Lo que se ha venido en llamar efecto Guggenheim esta creando entre nosotros, en términos de arte, un peligroso antecedente. Se empieza a creer que todo lo que se muestra en las exposiciones, ya sea en el propio Guggenheim, en las fundaciones, en galerías y espacios de Bilbao y sus cercanías, lleva el marchamo de la excepcionalidad. Y no es así. En algunos casos sucede todo lo contrario. Lo pudimos comprobar la semana anterior en las dependencias del Guggenheim, y ahora desde la sala de exposiciones de la Fundación BBK, Gran Vía, 32 (Bilbao).

Con el título La ventana en el arte, se han reunido algo más de sesenta obras. Al margen de las fotografías, que no se juzgan aquí, de esta muestra se salvan muy pocas piezas. Una personalísima litografía de Matisse, un potente Karel Appel, el curioso ejemplo de figurativismo de Vasarely -embarcado en lo que él llamó en 1944 Fenêtres-, el bronce de Raymond Mason, el pastel de André Masson, la sutil témpera de la portuguesa Vieira da Silva, la divertida tinta de Pierre Alechinsky...

Hay una acuarela de Marc Chagall, pero sólo nos sirve el nombre, porque no aporta nada en razón a que le falta esa cualidad lírica que poseen las obras del ruso. Hay un dibujo de Pierre Bonnard, tan impersonal e indeterminado, que podía llevar la firma de cualquier artista anónimo. Lo mismo ocurre con el papel de Balthus, aunque protocole a su favor una grafía de tenue suavidad. El lienzo de Pierre Tal Coat sólo interesa para conocer cómo pintaba en 1926, aquel a quien, en los principios de los sesenta, se le incluía entre los más acreditados artistas abstractos franceses, junto a Bazaine, Manessier, Singier y otros.

◆ DATOS DEL LISTADO:
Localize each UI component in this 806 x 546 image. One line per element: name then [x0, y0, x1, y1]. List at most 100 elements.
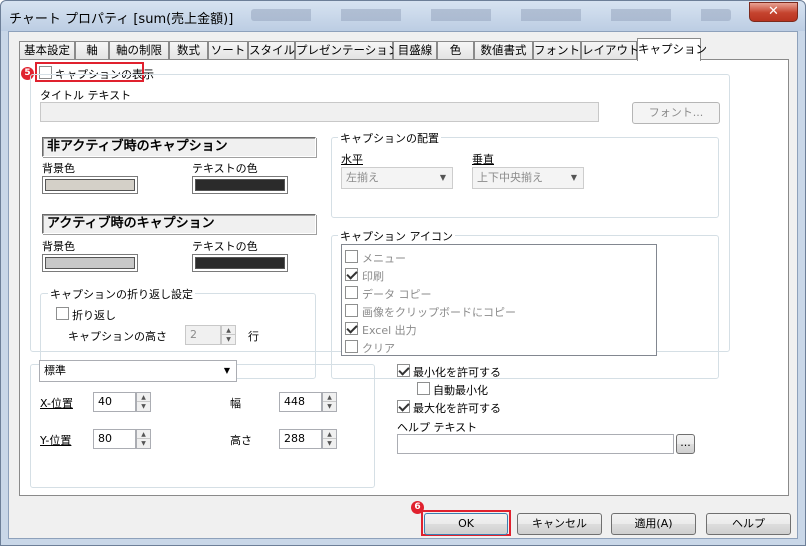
list-item[interactable]: メニュー	[342, 248, 656, 266]
spin-down-icon[interactable]: ▼	[222, 335, 235, 344]
chevron-down-icon: ▼	[570, 173, 577, 182]
tab-expressions[interactable]: 数式	[169, 41, 208, 60]
vertical-align-select[interactable]: 上下中央揃え ▼	[472, 167, 584, 189]
help-text-browse-button[interactable]: ...	[676, 434, 695, 454]
active-text-color-swatch	[195, 257, 285, 269]
caption-height-spinner[interactable]: ▲ ▼	[221, 325, 236, 345]
window-title: チャート プロパティ [sum(売上金額)]	[9, 12, 234, 27]
ok-button[interactable]: OK	[424, 513, 508, 535]
tab-general[interactable]: 基本設定	[19, 41, 75, 60]
y-position-spinner[interactable]: ▲ ▼	[136, 429, 151, 449]
width-input[interactable]: 448	[279, 392, 322, 412]
auto-minimize-checkbox[interactable]	[417, 382, 430, 395]
caption-height-input[interactable]: 2	[185, 325, 221, 345]
horizontal-align-select[interactable]: 左揃え ▼	[341, 167, 453, 189]
wrap-checkbox[interactable]	[56, 307, 69, 320]
allow-minimize-label: 最小化を許可する	[413, 366, 501, 379]
position-mode-select[interactable]: 標準 ▼	[39, 360, 237, 382]
apply-button[interactable]: 適用(A)	[611, 513, 696, 535]
spin-down-icon[interactable]: ▼	[137, 439, 150, 448]
tab-number-format[interactable]: 数値書式	[474, 41, 533, 60]
active-bg-label: 背景色	[42, 240, 75, 253]
list-item-label: 画像をクリップボードにコピー	[362, 306, 516, 319]
title-bar[interactable]: チャート プロパティ [sum(売上金額)] ✕	[1, 1, 805, 31]
tab-gridlines[interactable]: 目盛線	[393, 41, 437, 60]
caption-icons-list: メニュー 印刷 データ コピー 画像をクリップボードにコピー Excel 出力 …	[341, 244, 657, 356]
spin-up-icon[interactable]: ▲	[137, 430, 150, 439]
spin-up-icon[interactable]: ▲	[137, 393, 150, 402]
caption-tab-panel: 5 キャプションの表示 タイトル テキスト フォント... 非アクティブ時のキャ…	[19, 59, 789, 496]
spin-up-icon[interactable]: ▲	[222, 326, 235, 335]
list-item-label: データ コピー	[362, 288, 432, 301]
icon-data-copy-checkbox[interactable]	[345, 286, 358, 299]
height-input[interactable]: 288	[279, 429, 322, 449]
title-bar-background-menu	[251, 9, 731, 21]
position-mode-value: 標準	[44, 364, 66, 377]
tab-sort[interactable]: ソート	[208, 41, 248, 60]
tab-presentation[interactable]: プレゼンテーション	[295, 41, 399, 60]
width-spinner[interactable]: ▲ ▼	[322, 392, 337, 412]
y-position-input[interactable]: 80	[93, 429, 136, 449]
y-position-label: Y-位置	[40, 434, 72, 447]
inactive-bg-color-swatch	[45, 179, 135, 191]
tab-style[interactable]: スタイル	[248, 41, 295, 60]
width-label: 幅	[230, 397, 241, 410]
tab-caption[interactable]: キャプション	[637, 38, 707, 61]
vertical-align-value: 上下中央揃え	[477, 171, 543, 184]
height-spinner[interactable]: ▲ ▼	[322, 429, 337, 449]
close-button[interactable]: ✕	[749, 2, 798, 22]
list-item-label: 印刷	[362, 270, 384, 283]
spin-up-icon[interactable]: ▲	[323, 393, 336, 402]
tab-axes[interactable]: 軸	[75, 41, 109, 60]
chart-properties-window: チャート プロパティ [sum(売上金額)] ✕ 基本設定 軸 軸の制限 数式 …	[0, 0, 806, 546]
tab-font[interactable]: フォント	[533, 41, 581, 60]
icon-print-checkbox[interactable]	[345, 268, 358, 281]
lines-label: 行	[248, 330, 259, 343]
list-item[interactable]: 画像をクリップボードにコピー	[342, 302, 656, 320]
active-text-color-button[interactable]	[192, 254, 288, 272]
placement-group-title: キャプションの配置	[338, 130, 441, 146]
tab-layout[interactable]: レイアウト	[581, 41, 640, 60]
list-item-label: メニュー	[362, 252, 406, 265]
list-item-label: Excel 出力	[362, 324, 417, 337]
list-item[interactable]: データ コピー	[342, 284, 656, 302]
chevron-down-icon: ▼	[223, 366, 230, 375]
cancel-button[interactable]: キャンセル	[517, 513, 602, 535]
title-text-input[interactable]	[40, 102, 599, 122]
icon-copy-image-checkbox[interactable]	[345, 304, 358, 317]
inactive-text-color-button[interactable]	[192, 176, 288, 194]
horizontal-align-value: 左揃え	[346, 171, 379, 184]
active-text-label: テキストの色	[192, 240, 258, 253]
inactive-bg-color-button[interactable]	[42, 176, 138, 194]
spin-down-icon[interactable]: ▼	[323, 439, 336, 448]
help-text-input[interactable]	[397, 434, 674, 454]
tab-colors[interactable]: 色	[437, 41, 474, 60]
icons-group-title: キャプション アイコン	[338, 228, 455, 244]
x-position-spinner[interactable]: ▲ ▼	[136, 392, 151, 412]
x-position-input[interactable]: 40	[93, 392, 136, 412]
allow-maximize-checkbox[interactable]	[397, 400, 410, 413]
chevron-down-icon: ▼	[439, 173, 446, 182]
list-item[interactable]: クリア	[342, 338, 656, 356]
caption-height-label: キャプションの高さ	[68, 330, 167, 343]
font-button[interactable]: フォント...	[632, 102, 720, 124]
spin-up-icon[interactable]: ▲	[323, 430, 336, 439]
icon-menu-checkbox[interactable]	[345, 250, 358, 263]
horizontal-label: 水平	[341, 153, 363, 166]
help-text-label: ヘルプ テキスト	[397, 421, 478, 434]
list-item[interactable]: Excel 出力	[342, 320, 656, 338]
auto-minimize-label: 自動最小化	[433, 384, 488, 397]
spin-down-icon[interactable]: ▼	[323, 402, 336, 411]
active-bg-color-button[interactable]	[42, 254, 138, 272]
spin-down-icon[interactable]: ▼	[137, 402, 150, 411]
position-group	[30, 364, 375, 488]
help-button[interactable]: ヘルプ	[706, 513, 791, 535]
tab-axis-limits[interactable]: 軸の制限	[109, 41, 169, 60]
active-bg-color-swatch	[45, 257, 135, 269]
allow-minimize-checkbox[interactable]	[397, 364, 410, 377]
list-item-label: クリア	[362, 342, 395, 355]
list-item[interactable]: 印刷	[342, 266, 656, 284]
icon-clear-checkbox[interactable]	[345, 340, 358, 353]
inactive-bg-label: 背景色	[42, 162, 75, 175]
icon-excel-export-checkbox[interactable]	[345, 322, 358, 335]
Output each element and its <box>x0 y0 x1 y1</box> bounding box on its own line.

◆ QUÉ HACER:
1) Reproduce íntegro y sin ningún cambio el texto sobre la exposición La ventana en el arte.
2) Devuelve sin cambios, del listado, el tramo que empieza en la línea que contiene "248, 656, 266]" y acaba en la que contiene "167, 584, 189]", ambas incluidas.
El texto y el listado provienen de fuentes distintas.

◆ RESPUESTAS:
1)
Lo que se ha venido en llamar efecto Guggenheim esta creando entre nosotros, en términos de arte, un peligroso antecedente. Se empieza a creer que todo lo que se muestra en las exposiciones, ya sea en el propio Guggenheim, en las fundaciones, en galerías y espacios de Bilbao y sus cercanías, lleva el marchamo de la excepcionalidad. Y no es así. En algunos casos sucede todo lo contrario. Lo pudimos comprobar la semana anterior en las dependencias del Guggenheim, y ahora desde la sala de exposiciones de la Fundación BBK, Gran Vía, 32 (Bilbao).

Con el título La ventana en el arte, se han reunido algo más de sesenta obras. Al margen de las fotografías, que no se juzgan aquí, de esta muestra se salvan muy pocas piezas. Una personalísima litografía de Matisse, un potente Karel Appel, el curioso ejemplo de figurativismo de Vasarely -embarcado en lo que él llamó en 1944 Fenêtres-, el bronce de Raymond Mason, el pastel de André Masson, la sutil témpera de la portuguesa Vieira da Silva, la divertida tinta de Pierre Alechinsky...

Hay una acuarela de Marc Chagall, pero sólo nos sirve el nombre, porque no aporta nada en razón a que le falta esa cualidad lírica que poseen las obras del ruso. Hay un dibujo de Pierre Bonnard, tan impersonal e indeterminado, que podía llevar la firma de cualquier artista anónimo. Lo mismo ocurre con el papel de Balthus, aunque protocole a su favor una grafía de tenue suavidad. El lienzo de Pierre Tal Coat sólo interesa para conocer cómo pintaba en 1926, aquel a quien, en los principios de los sesenta, se le incluía entre los más acreditados artistas abstractos franceses, junto a Bazaine, Manessier, Singier y otros.

2)
list-item[interactable]: メニュー	[342, 248, 656, 266]
spin-down-icon[interactable]: ▼	[222, 335, 235, 344]
chevron-down-icon: ▼	[570, 173, 577, 182]
tab-expressions[interactable]: 数式	[169, 41, 208, 60]
vertical-align-select[interactable]: 上下中央揃え ▼	[472, 167, 584, 189]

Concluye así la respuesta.